DIRECTIONS FOR THIS TASK >> Convert each line of the records below into a JSON list of strings, one string per line, and leave out any blank lines.

[DATASET RECORDS start]

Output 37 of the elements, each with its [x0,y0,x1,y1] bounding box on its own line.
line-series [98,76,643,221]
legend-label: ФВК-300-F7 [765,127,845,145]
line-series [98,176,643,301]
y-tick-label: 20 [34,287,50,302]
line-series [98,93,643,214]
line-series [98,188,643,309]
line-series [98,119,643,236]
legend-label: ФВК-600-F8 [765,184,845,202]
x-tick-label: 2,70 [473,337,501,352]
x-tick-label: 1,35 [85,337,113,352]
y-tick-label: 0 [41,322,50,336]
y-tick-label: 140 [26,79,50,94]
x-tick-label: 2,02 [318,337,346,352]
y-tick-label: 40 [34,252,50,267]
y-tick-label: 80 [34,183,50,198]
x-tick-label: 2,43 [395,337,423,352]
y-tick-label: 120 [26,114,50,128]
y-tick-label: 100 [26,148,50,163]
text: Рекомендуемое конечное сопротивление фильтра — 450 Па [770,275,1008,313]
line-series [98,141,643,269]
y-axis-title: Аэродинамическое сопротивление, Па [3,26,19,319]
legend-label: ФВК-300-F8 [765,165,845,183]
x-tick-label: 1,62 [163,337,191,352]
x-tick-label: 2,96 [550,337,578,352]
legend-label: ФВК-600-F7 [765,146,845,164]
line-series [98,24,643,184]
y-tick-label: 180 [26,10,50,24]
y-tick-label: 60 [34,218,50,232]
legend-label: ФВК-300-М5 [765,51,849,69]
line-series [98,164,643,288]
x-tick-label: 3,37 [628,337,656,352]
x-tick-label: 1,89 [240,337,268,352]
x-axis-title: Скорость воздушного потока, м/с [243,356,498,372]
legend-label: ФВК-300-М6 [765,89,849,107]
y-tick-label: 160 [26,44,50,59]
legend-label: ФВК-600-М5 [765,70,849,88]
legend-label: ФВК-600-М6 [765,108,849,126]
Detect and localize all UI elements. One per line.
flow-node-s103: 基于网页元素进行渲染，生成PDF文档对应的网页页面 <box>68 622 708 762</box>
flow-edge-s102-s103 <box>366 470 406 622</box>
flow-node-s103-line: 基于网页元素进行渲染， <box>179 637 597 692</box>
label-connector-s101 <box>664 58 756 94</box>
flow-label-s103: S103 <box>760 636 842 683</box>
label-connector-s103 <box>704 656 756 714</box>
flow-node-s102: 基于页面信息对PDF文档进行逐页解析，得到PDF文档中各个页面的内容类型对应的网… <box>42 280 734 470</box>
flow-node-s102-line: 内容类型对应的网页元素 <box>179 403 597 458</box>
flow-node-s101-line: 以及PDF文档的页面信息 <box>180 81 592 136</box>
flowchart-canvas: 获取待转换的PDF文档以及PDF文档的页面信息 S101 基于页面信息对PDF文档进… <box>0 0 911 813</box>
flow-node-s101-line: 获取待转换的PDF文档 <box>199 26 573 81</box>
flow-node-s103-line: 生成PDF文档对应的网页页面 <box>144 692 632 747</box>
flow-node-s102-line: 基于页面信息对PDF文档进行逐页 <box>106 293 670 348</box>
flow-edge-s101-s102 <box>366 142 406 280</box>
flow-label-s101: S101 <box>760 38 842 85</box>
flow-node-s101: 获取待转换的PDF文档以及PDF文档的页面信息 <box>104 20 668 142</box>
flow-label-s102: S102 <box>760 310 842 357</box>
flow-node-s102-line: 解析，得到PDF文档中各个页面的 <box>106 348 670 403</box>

[DATASET RECORDS end]

CORRECT RESPONSE >>
[
  "Output 37 of the elements, each with its [x0,y0,x1,y1] bounding box on its own line.",
  "line-series [98,76,643,221]",
  "legend-label: ФВК-300-F7 [765,127,845,145]",
  "line-series [98,176,643,301]",
  "y-tick-label: 20 [34,287,50,302]",
  "line-series [98,93,643,214]",
  "line-series [98,188,643,309]",
  "line-series [98,119,643,236]",
  "legend-label: ФВК-600-F8 [765,184,845,202]",
  "x-tick-label: 2,70 [473,337,501,352]",
  "x-tick-label: 1,35 [85,337,113,352]",
  "y-tick-label: 0 [41,322,50,336]",
  "y-tick-label: 140 [26,79,50,94]",
  "x-tick-label: 2,02 [318,337,346,352]",
  "y-tick-label: 40 [34,252,50,267]",
  "y-tick-label: 80 [34,183,50,198]",
  "x-tick-label: 2,43 [395,337,423,352]",
  "y-tick-label: 120 [26,114,50,128]",
  "y-tick-label: 100 [26,148,50,163]",
  "text: Рекомендуемое конечное сопротивление фильтра — 450 Па [770,275,1008,313]",
  "line-series [98,141,643,269]",
  "y-axis-title: Аэродинамическое сопротивление, Па [3,26,19,319]",
  "legend-label: ФВК-300-F8 [765,165,845,183]",
  "x-tick-label: 1,62 [163,337,191,352]",
  "x-tick-label: 2,96 [550,337,578,352]",
  "legend-label: ФВК-600-F7 [765,146,845,164]",
  "line-series [98,24,643,184]",
  "y-tick-label: 180 [26,10,50,24]",
  "y-tick-label: 60 [34,218,50,232]",
  "legend-label: ФВК-300-М5 [765,51,849,69]",
  "line-series [98,164,643,288]",
  "x-tick-label: 3,37 [628,337,656,352]",
  "x-tick-label: 1,89 [240,337,268,352]",
  "x-axis-title: Скорость воздушного потока, м/с [243,356,498,372]",
  "legend-label: ФВК-300-М6 [765,89,849,107]",
  "y-tick-label: 160 [26,44,50,59]",
  "legend-label: ФВК-600-М5 [765,70,849,88]",
  "legend-label: ФВК-600-М6 [765,108,849,126]",
  "Detect and localize all UI elements. One per line.",
  "flow-node-s103: 基于网页元素进行渲染，生成PDF文档对应的网页页面 <box>68 622 708 762</box>",
  "flow-edge-s102-s103 <box>366 470 406 622</box>",
  "flow-node-s103-line: 基于网页元素进行渲染， <box>179 637 597 692</box>",
  "label-connector-s101 <box>664 58 756 94</box>",
  "flow-label-s103: S103 <box>760 636 842 683</box>",
  "label-connector-s103 <box>704 656 756 714</box>",
  "flow-node-s102: 基于页面信息对PDF文档进行逐页解析，得到PDF文档中各个页面的内容类型对应的网… <box>42 280 734 470</box>",
  "flow-node-s102-line: 内容类型对应的网页元素 <box>179 403 597 458</box>",
  "flow-node-s101-line: 以及PDF文档的页面信息 <box>180 81 592 136</box>",
  "flowchart-canvas: 获取待转换的PDF文档以及PDF文档的页面信息 S101 基于页面信息对PDF文档进… <box>0 0 911 813</box>",
  "flow-node-s101-line: 获取待转换的PDF文档 <box>199 26 573 81</box>",
  "flow-node-s103-line: 生成PDF文档对应的网页页面 <box>144 692 632 747</box>",
  "flow-node-s102-line: 基于页面信息对PDF文档进行逐页 <box>106 293 670 348</box>",
  "flow-edge-s101-s102 <box>366 142 406 280</box>",
  "flow-label-s101: S101 <box>760 38 842 85</box>",
  "flow-node-s101: 获取待转换的PDF文档以及PDF文档的页面信息 <box>104 20 668 142</box>",
  "flow-label-s102: S102 <box>760 310 842 357</box>",
  "flow-node-s102-line: 解析，得到PDF文档中各个页面的 <box>106 348 670 403</box>"
]